>> BEGIN PAGE EXTRACT
I came back from a visit to my family last weekend. In those three weeks I was over there, I did not check my email once. The only times I was using the computer, I was teaching my niece Web tools or my nephew Mindstorm programming.

In other words, I was away from the Internet world. I did not do a single worthy thing. I did not even bother thinking about the projects I was working on.

Every day, I got up around 7 a.m., had my Nescafe (terrible taste), and talked to my mom about the old days. The most enjoyable thing I can imagine: the older I get, the more I want to maintain that continuity from the previous generation to my generation. And the tales are simply mesmerizing. The Japanese occupation. The hardship after the indiscriminate bombing of the allied planes. The general chaos after the Japanese surrender and before the return of the British. The struggle for survival in the post-war years.

It is so difficult to imagine a life filled with so much drama, all tragic. We had it made, our generation did.

Saturday, June 30, 2007

Curiosity and the Computing Profession

Alan Kay said that computing professionals are not curious, especially about the past. How obvious!

Let's start from the top, the CTOs. Laugh now, laugh. I think most of us know that even if they are curious, they won't know enough to understand both the question and answer.

The middle managers? Well, if it is not about resources and deadlines, they don't know what it is. And how important would it be anyway?

The development manager? Lack of curiosity is almost a badge of honour for them. For that is why they are managing and not programming.

Project managers? Laugh some more.

The programmers? Well, since you must know all the fashionable buzzwords, why would you want to know anything that has nothing to do with the buzzwords? Let's see what is fashionable right now, and learn as little as possible about it, as long as it is enough to fool the interviewer, all is good.

I knew about this lack of curiosity since the beginning of my career. Initially, I attributed it to my mostly electrical engineering educated colleagues. I did not think they thought much about computer science. They programmed for a living. That is all, nothing more than that. Then I talked to a person who was advocating design patterns, and realized he was not a bit curious about where design patterns came from. Christopher Alexander? Who? After explaining who he is, his reaction was a shrug. I knew enough to change the topic.

But then, the author of the article made an obvious mistake too: he said Alan Kay invented object-oriented programming. Alan Kay is one of the Gods in computer science. But, he invented an object oriented programming language. Not object-oriented programming itself.

Oh well.

Update: In case it is not clear, this is only a very general observation. I don't mean every CTO is clueless. Some obviously are not. The same for other roles.
>> END PAGE EXTRACT
WRITTEN TASKS →
1. The page extract goes through computing roles one at a time when it judges curiosity. List those roles in the order they appear.
2. Please copy word for word the stretch of the page extract from "Alan Kay said" through "and not programming.".
>> BEGIN GIVEN ENTRIES
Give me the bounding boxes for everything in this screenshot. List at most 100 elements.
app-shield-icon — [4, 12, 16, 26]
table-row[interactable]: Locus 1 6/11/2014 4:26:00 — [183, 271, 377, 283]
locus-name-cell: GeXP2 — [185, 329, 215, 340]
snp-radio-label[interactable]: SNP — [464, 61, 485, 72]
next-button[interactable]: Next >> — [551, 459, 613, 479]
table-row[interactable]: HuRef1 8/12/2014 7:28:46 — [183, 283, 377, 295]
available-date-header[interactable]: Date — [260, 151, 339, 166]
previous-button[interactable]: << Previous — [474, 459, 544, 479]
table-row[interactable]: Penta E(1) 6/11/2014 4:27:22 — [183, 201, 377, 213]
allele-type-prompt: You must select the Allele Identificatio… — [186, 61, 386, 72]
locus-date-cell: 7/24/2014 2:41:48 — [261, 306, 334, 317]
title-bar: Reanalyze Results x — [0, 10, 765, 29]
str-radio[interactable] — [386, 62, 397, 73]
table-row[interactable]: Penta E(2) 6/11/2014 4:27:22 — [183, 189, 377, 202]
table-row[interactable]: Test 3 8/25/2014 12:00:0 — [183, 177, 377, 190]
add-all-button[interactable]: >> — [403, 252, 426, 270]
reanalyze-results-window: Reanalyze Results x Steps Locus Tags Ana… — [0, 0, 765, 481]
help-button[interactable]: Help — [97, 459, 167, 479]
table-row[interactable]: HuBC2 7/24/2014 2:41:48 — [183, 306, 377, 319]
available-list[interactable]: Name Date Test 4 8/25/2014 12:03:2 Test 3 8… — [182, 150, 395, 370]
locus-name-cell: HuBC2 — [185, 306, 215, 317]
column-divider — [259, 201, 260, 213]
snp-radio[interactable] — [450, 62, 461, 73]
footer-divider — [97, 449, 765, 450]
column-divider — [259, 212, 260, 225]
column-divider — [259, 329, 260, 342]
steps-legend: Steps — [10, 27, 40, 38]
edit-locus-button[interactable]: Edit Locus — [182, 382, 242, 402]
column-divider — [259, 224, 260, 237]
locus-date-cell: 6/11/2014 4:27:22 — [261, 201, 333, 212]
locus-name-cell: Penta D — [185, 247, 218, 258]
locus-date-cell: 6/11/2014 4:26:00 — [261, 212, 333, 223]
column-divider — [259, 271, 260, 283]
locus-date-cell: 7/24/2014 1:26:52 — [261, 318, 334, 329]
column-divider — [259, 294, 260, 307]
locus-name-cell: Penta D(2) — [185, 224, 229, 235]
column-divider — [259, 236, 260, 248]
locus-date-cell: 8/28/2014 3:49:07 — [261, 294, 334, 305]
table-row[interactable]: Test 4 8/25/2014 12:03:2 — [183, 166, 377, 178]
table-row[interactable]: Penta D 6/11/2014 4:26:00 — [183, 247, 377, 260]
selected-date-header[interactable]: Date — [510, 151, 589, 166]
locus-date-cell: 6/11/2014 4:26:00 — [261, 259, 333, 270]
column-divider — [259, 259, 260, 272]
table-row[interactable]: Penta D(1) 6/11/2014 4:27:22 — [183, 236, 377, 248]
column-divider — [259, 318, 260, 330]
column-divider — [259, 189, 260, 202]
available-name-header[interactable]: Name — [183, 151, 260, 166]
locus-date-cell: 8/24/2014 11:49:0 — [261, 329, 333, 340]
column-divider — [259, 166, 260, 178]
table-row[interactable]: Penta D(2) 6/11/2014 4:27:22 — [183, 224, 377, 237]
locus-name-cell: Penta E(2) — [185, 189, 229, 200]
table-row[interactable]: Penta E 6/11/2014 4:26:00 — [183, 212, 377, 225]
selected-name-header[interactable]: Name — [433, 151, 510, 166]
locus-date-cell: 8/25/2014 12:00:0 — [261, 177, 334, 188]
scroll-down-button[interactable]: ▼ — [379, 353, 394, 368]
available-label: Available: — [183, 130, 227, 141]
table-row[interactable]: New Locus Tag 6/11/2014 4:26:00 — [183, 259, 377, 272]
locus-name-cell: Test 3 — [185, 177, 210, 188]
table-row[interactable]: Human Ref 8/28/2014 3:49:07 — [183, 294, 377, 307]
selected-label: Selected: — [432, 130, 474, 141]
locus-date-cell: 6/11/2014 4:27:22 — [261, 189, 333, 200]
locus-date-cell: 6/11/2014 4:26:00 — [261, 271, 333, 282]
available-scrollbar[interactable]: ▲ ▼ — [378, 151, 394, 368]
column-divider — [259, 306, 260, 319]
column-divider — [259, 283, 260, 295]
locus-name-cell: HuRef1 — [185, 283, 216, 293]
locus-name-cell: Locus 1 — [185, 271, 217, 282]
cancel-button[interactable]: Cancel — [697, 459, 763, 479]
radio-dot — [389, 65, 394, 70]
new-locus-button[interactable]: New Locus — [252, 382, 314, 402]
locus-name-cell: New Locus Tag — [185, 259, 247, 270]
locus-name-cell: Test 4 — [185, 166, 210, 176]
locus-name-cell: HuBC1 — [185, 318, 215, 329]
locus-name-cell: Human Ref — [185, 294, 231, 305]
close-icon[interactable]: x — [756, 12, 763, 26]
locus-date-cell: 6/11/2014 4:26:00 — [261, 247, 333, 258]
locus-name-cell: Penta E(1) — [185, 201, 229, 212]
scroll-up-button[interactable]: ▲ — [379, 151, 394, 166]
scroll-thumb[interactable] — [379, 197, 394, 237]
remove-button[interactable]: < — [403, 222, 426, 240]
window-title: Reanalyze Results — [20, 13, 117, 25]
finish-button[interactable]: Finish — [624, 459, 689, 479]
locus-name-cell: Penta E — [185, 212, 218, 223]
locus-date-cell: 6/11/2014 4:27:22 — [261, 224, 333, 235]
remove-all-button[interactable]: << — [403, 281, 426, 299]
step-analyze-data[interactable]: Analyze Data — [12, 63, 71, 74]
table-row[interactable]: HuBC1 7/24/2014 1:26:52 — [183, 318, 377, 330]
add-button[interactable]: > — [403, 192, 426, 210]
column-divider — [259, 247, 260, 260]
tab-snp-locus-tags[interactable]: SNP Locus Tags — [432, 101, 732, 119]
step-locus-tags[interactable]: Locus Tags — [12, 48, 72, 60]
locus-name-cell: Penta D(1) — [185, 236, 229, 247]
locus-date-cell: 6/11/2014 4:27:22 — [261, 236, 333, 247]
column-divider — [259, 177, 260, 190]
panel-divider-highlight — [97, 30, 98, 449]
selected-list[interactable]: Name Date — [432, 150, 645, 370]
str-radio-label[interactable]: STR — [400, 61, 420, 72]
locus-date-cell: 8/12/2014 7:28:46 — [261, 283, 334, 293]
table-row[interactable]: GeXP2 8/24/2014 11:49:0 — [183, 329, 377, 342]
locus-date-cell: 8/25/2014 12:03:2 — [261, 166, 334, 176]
>> END GIVEN ENTRIES
ANSWERS FOR THIS EXERCISE →
1.
1. CTOs
2. Middle managers
3. The development manager
4. Project managers
5. Programmers

2.
Alan Kay said that computing professionals are not curious, especially about the past. How obvious!

Let's start from the top, the CTOs. Laugh now, laugh. I think most of us know that even if they are curious, they won't know enough to understand both the question and answer.

The middle managers? Well, if it is not about resources and deadlines, they don't know what it is. And how important would it be anyway?

The development manager? Lack of curiosity is almost a badge of honour for them. For that is why they are managing and not programming.